Short task: Pick out every line in the entries below that contains the string "axis", and copy each of those lines in full.

— Begin Input material —

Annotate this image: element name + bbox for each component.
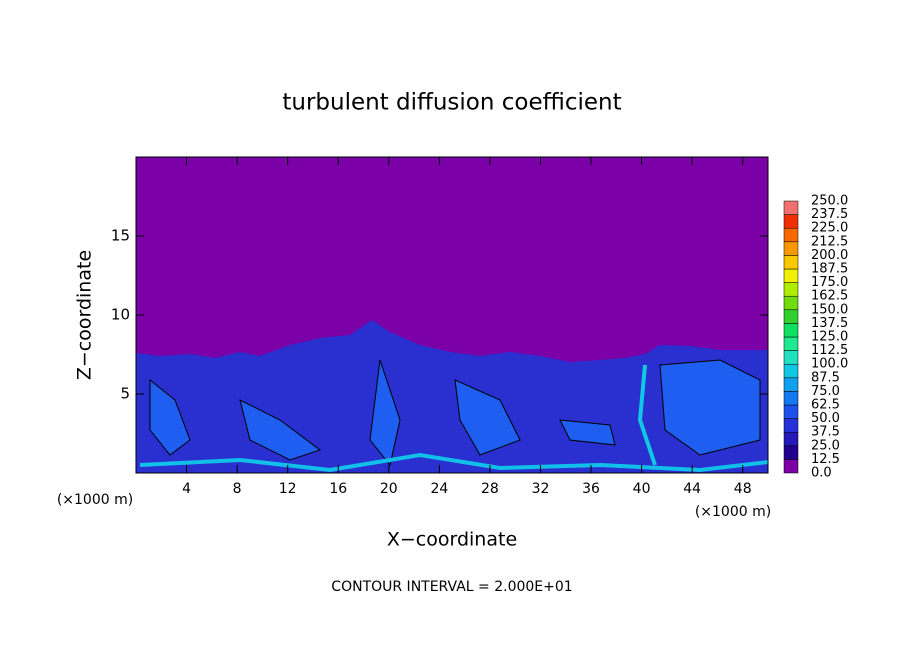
colorbar-bin [783, 363, 799, 379]
x-tick-label: 20 [380, 481, 398, 497]
colorbar-bin [783, 214, 799, 229]
colorbar-bin [783, 323, 799, 338]
colorbar-label: 50.0 [811, 411, 840, 426]
colorbar-bin [783, 350, 799, 365]
x-tick-label: 12 [279, 481, 297, 497]
colorbar-label: 237.5 [811, 207, 848, 222]
field-sketch [136, 320, 769, 473]
colorbar-label: 250.0 [811, 194, 848, 209]
colorbar-bin [783, 295, 799, 311]
colorbar-bin [783, 241, 799, 256]
colorbar-label: 175.0 [811, 275, 848, 290]
x-tick-label: 44 [683, 481, 701, 497]
footer-note: CONTOUR INTERVAL = 2.000E+01 [331, 579, 572, 595]
x-tick-label: 48 [734, 481, 752, 497]
y-tick-label: 15 [111, 227, 130, 245]
colorbar-label: 187.5 [811, 262, 848, 277]
y-tick-label: 10 [111, 306, 130, 324]
colorbar-bin [783, 377, 799, 392]
x-tick-label: 4 [182, 481, 191, 497]
colorbar-label: 62.5 [811, 398, 840, 413]
colorbar-bin [783, 200, 799, 215]
y-axis-label: Z−coordinate [74, 250, 96, 380]
colorbar-label: 112.5 [811, 343, 848, 358]
colorbar-bin [783, 282, 799, 297]
x-tick-label: 32 [532, 481, 550, 497]
colorbar-label: 225.0 [811, 221, 848, 236]
colorbar-bin [783, 309, 799, 324]
colorbar-label: 212.5 [811, 234, 848, 249]
colorbar-label: 100.0 [811, 357, 848, 372]
colorbar-bin [783, 418, 799, 433]
field-region [139, 452, 769, 473]
colorbar-label: 12.5 [811, 452, 840, 467]
colorbar-bin [783, 255, 799, 270]
colorbar-bin [783, 404, 799, 419]
colorbar-label: 37.5 [811, 425, 840, 440]
x-tick-label: 16 [329, 481, 347, 497]
x-tick-label: 40 [633, 481, 651, 497]
colorbar-label: 137.5 [811, 316, 848, 331]
colorbar-label: 25.0 [811, 438, 840, 453]
x-unit-label: (×1000 m) [695, 504, 771, 520]
y-tick-label: 5 [120, 385, 130, 403]
x-tick-label: 28 [481, 481, 499, 497]
colorbar-label: 75.0 [811, 384, 840, 399]
x-axis-label: X−coordinate [387, 529, 517, 551]
colorbar-bin [783, 268, 799, 283]
colorbar-bin [783, 431, 799, 447]
x-tick-label: 8 [233, 481, 242, 497]
colorbar-label: 87.5 [811, 370, 840, 385]
colorbar-bin [783, 445, 799, 460]
colorbar-bin [783, 227, 799, 243]
colorbar-bin [783, 459, 799, 474]
colorbar-label: 162.5 [811, 289, 848, 304]
colorbar-label: 200.0 [811, 248, 848, 263]
colorbar-label: 0.0 [811, 466, 832, 481]
x-tick-label: 36 [582, 481, 600, 497]
field-region [149, 359, 761, 467]
colorbar-label: 125.0 [811, 330, 848, 345]
x-unit-label: (×1000 m) [57, 492, 133, 508]
chart-title: turbulent diffusion coefficient [282, 90, 621, 116]
colorbar-bin [783, 336, 799, 351]
field-region [637, 364, 657, 466]
x-tick-label: 24 [430, 481, 448, 497]
colorbar-bin [783, 391, 799, 406]
colorbar-label: 150.0 [811, 302, 848, 317]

— End Input material —

Full response:
y-axis-label: Z−coordinate [74, 250, 96, 380]
x-axis-label: X−coordinate [387, 529, 517, 551]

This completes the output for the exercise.